» GOAL OF THE EXERCISE:
Retype the listing that follows, word for word.

• • •

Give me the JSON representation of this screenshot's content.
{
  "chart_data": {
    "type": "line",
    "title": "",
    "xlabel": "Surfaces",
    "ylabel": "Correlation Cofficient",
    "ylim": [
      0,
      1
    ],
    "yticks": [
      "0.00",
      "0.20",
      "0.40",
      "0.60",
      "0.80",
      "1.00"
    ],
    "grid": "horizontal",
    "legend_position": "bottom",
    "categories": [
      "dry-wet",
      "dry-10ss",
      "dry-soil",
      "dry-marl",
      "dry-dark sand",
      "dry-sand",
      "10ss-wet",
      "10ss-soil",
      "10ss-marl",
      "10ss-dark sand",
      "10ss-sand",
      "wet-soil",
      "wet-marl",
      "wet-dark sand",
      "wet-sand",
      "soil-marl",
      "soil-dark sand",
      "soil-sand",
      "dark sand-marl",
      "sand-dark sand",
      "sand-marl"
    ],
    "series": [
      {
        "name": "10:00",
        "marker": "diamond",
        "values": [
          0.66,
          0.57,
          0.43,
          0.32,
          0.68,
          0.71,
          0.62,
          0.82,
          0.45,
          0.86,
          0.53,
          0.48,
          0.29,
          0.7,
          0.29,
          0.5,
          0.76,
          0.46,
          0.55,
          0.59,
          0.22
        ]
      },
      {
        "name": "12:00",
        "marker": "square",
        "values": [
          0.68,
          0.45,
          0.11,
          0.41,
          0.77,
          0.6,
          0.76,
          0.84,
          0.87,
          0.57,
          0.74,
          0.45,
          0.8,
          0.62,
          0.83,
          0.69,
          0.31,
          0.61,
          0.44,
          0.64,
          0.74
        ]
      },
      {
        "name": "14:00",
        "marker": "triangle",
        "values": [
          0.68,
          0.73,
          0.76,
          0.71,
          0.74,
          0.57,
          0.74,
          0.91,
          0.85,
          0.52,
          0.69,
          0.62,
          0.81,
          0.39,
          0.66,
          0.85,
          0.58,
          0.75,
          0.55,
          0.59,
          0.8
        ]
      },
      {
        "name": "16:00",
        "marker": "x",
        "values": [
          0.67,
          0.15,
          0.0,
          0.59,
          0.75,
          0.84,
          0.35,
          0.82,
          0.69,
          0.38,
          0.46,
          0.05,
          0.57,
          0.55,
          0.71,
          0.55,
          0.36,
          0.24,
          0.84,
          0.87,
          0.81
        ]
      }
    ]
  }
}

• • •

» FINAL RESULT:
Give me the JSON representation of this screenshot's content.
{
  "chart_data": {
    "type": "line",
    "title": "",
    "xlabel": "Surfaces",
    "ylabel": "Correlation Cofficient",
    "ylim": [
      0,
      1
    ],
    "yticks": [
      "0.00",
      "0.20",
      "0.40",
      "0.60",
      "0.80",
      "1.00"
    ],
    "grid": "horizontal",
    "legend_position": "bottom",
    "categories": [
      "dry-wet",
      "dry-10ss",
      "dry-soil",
      "dry-marl",
      "dry-dark sand",
      "dry-sand",
      "10ss-wet",
      "10ss-soil",
      "10ss-marl",
      "10ss-dark sand",
      "10ss-sand",
      "wet-soil",
      "wet-marl",
      "wet-dark sand",
      "wet-sand",
      "soil-marl",
      "soil-dark sand",
      "soil-sand",
      "dark sand-marl",
      "sand-dark sand",
      "sand-marl"
    ],
    "series": [
      {
        "name": "10:00",
        "marker": "diamond",
        "values": [
          0.66,
          0.57,
          0.43,
          0.32,
          0.68,
          0.71,
          0.62,
          0.82,
          0.45,
          0.86,
          0.53,
          0.48,
          0.29,
          0.7,
          0.29,
          0.5,
          0.76,
          0.46,
          0.55,
          0.59,
          0.22
        ]
      },
      {
        "name": "12:00",
        "marker": "square",
        "values": [
          0.68,
          0.45,
          0.11,
          0.41,
          0.77,
          0.6,
          0.76,
          0.84,
          0.87,
          0.57,
          0.74,
          0.45,
          0.8,
          0.62,
          0.83,
          0.69,
          0.31,
          0.61,
          0.44,
          0.64,
          0.74
        ]
      },
      {
        "name": "14:00",
        "marker": "triangle",
        "values": [
          0.68,
          0.73,
          0.76,
          0.71,
          0.74,
          0.57,
          0.74,
          0.91,
          0.85,
          0.52,
          0.69,
          0.62,
          0.81,
          0.39,
          0.66,
          0.85,
          0.58,
          0.75,
          0.55,
          0.59,
          0.8
        ]
      },
      {
        "name": "16:00",
        "marker": "x",
        "values": [
          0.67,
          0.15,
          0.0,
          0.59,
          0.75,
          0.84,
          0.35,
          0.82,
          0.69,
          0.38,
          0.46,
          0.05,
          0.57,
          0.55,
          0.71,
          0.55,
          0.36,
          0.24,
          0.84,
          0.87,
          0.81
        ]
      }
    ]
  }
}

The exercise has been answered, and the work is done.